What needs to be done:
Look through the entries below and report how many lines hold the string "page". Only the number is wanted.
☆ ☆ ☆
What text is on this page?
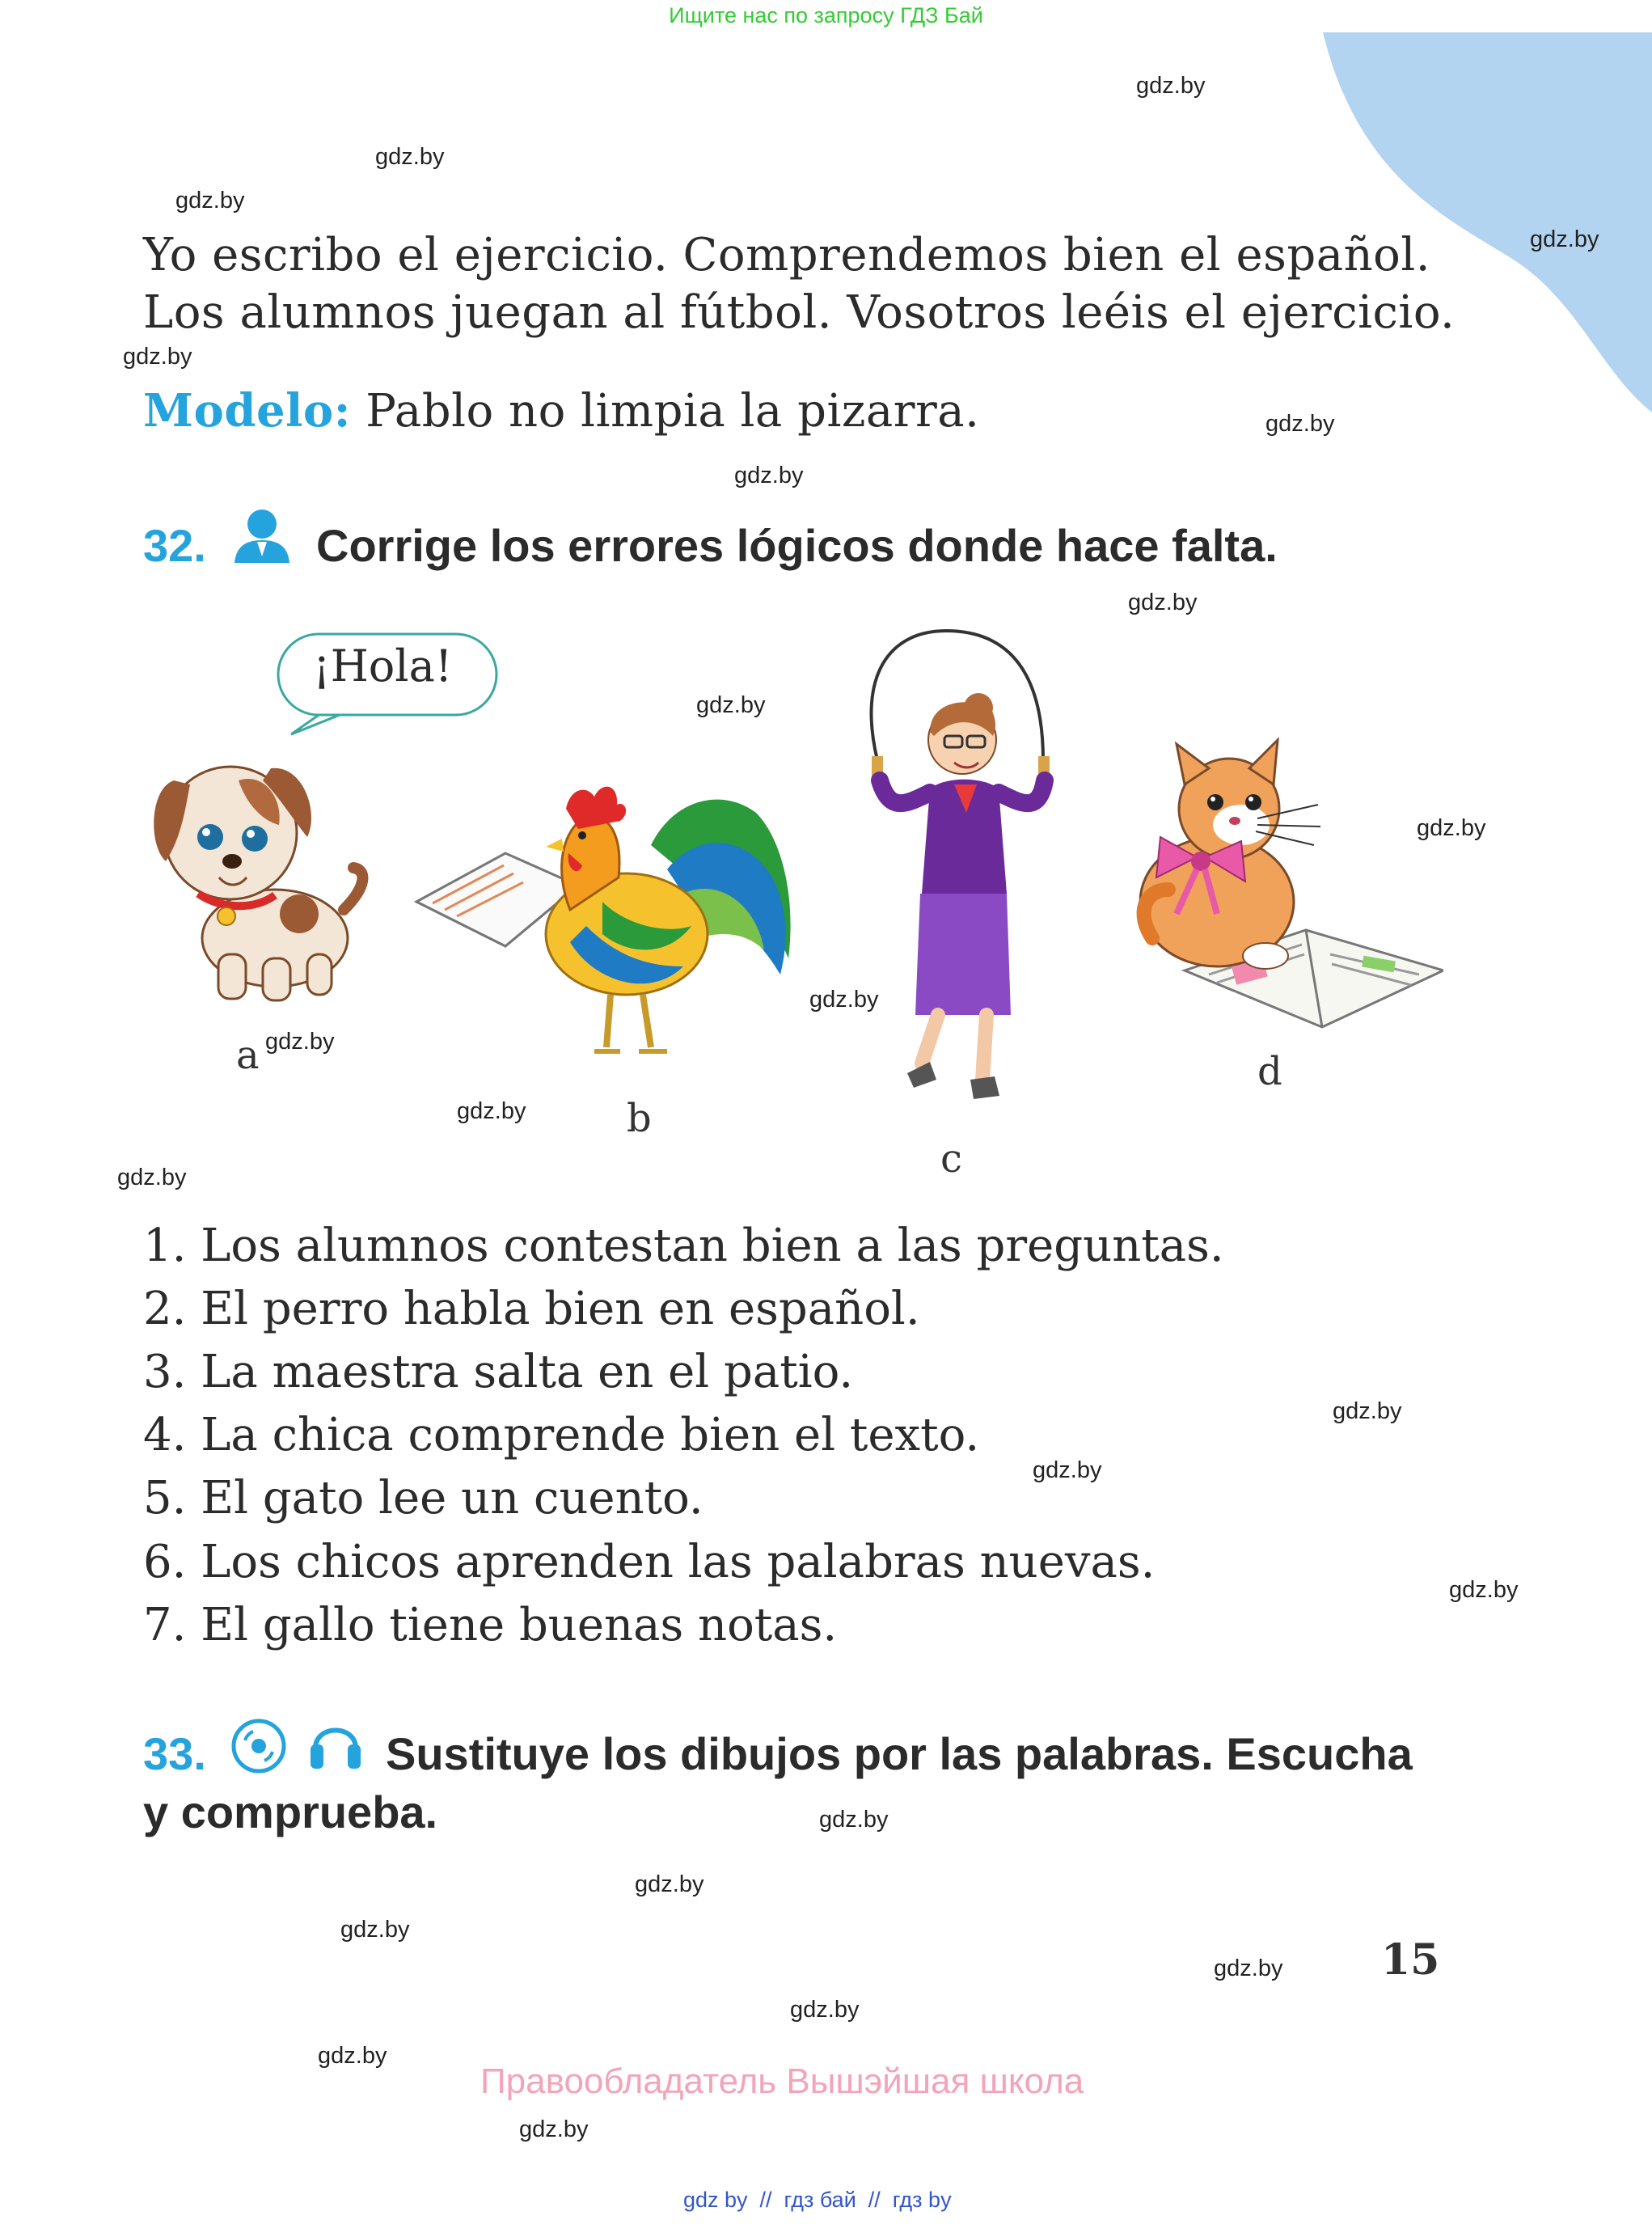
Ищите нас по запросу ГДЗ Бай
gdz.by
gdz.by
gdz.by
gdz.by
gdz.by
gdz.by
gdz.by
gdz.by
gdz.by
gdz.by
gdz.by
gdz.by
gdz.by
gdz.by
gdz.by
gdz.by
gdz.by
gdz.by
gdz.by
gdz.by
gdz.by
gdz.by
gdz.by
gdz.by
Yo escribo el ejercicio. Comprendemos bien el español.
Los alumnos juegan al fútbol. Vosotros leéis el ejercicio.
Modelo: Pablo no limpia la pizarra.
32. Corrige los errores lógicos donde hace falta.
¡Hola!
a
b
c
d
1. Los alumnos contestan bien a las preguntas.
2. El perro habla bien en español.
3. La maestra salta en el patio.
4. La chica comprende bien el texto.
5. El gato lee un cuento.
6. Los chicos aprenden las palabras nuevas.
7. El gallo tiene buenas notas.
33.	Sustituye los dibujos por las palabras. Escucha
y comprueba.
15
Правообладатель Вышэйшая школа
gdz by  //  гдз бай  //  гдз by
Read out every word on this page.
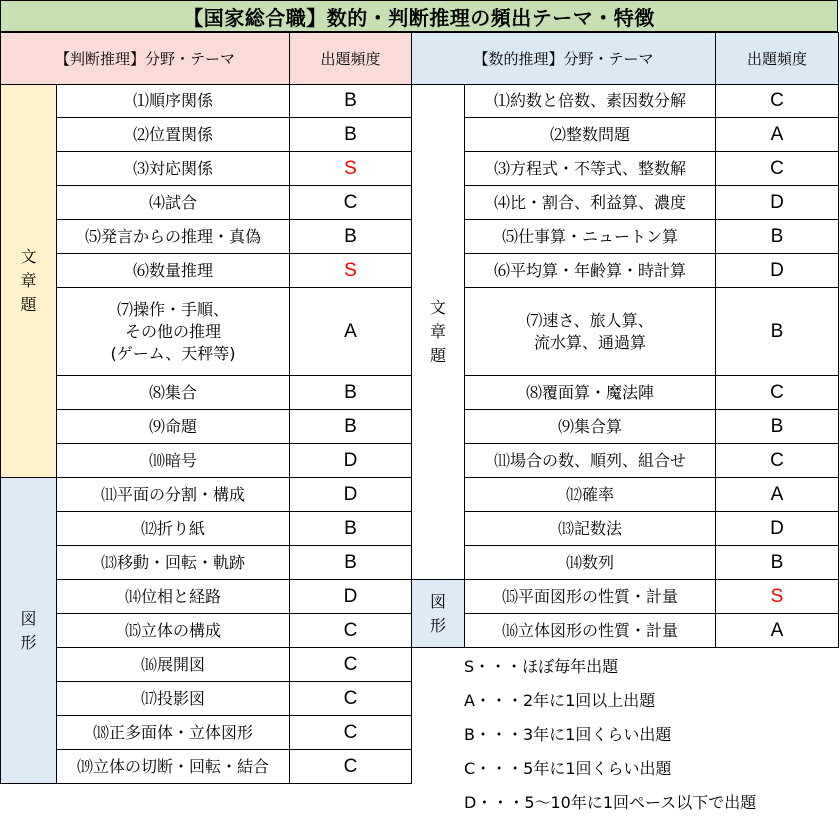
【国家総合職】数的・判断推理の頻出テーマ・特徴
【判断推理】分野・テーマ		出題頻度

文
章
題	⑴順序関係	B

	⑵位置関係	B

	⑶対応関係	S

	⑷試合	C

	⑸発言からの推理・真偽	B

	⑹数量推理	S

	⑺操作・手順、
その他の推理
(ゲーム、天秤等)	A

	⑻集合	B

	⑼命題	B

	⑽暗号	D

図
形	⑾平面の分割・構成	D

	⑿折り紙	B

	⒀移動・回転・軌跡	B

	⒁位相と経路	D

	⒂立体の構成	C

	⒃展開図	C

	⒄投影図	C

	⒅正多面体・立体図形	C

	⒆立体の切断・回転・結合	C
【数的推理】分野・テーマ		出題頻度

文
章
題	⑴約数と倍数、素因数分解	C

	⑵整数問題	A

	⑶方程式・不等式、整数解	C

	⑷比・割合、利益算、濃度	D

	⑸仕事算・ニュートン算	B

	⑹平均算・年齢算・時計算	D

	⑺速さ、旅人算、
流水算、通過算	B

	⑻覆面算・魔法陣	C

	⑼集合算	B

	⑾場合の数、順列、組合せ	C

	⑿確率	A

	⒀記数法	D

	⒁数列	B

図
形	⒂平面図形の性質・計量	S

	⒃立体図形の性質・計量	A
S・・・ほぼ毎年出題
A・・・2年に1回以上出題
B・・・3年に1回くらい出題
C・・・5年に1回くらい出題
D・・・5～10年に1回ペース以下で出題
☆ ☆ ☆
In response:
2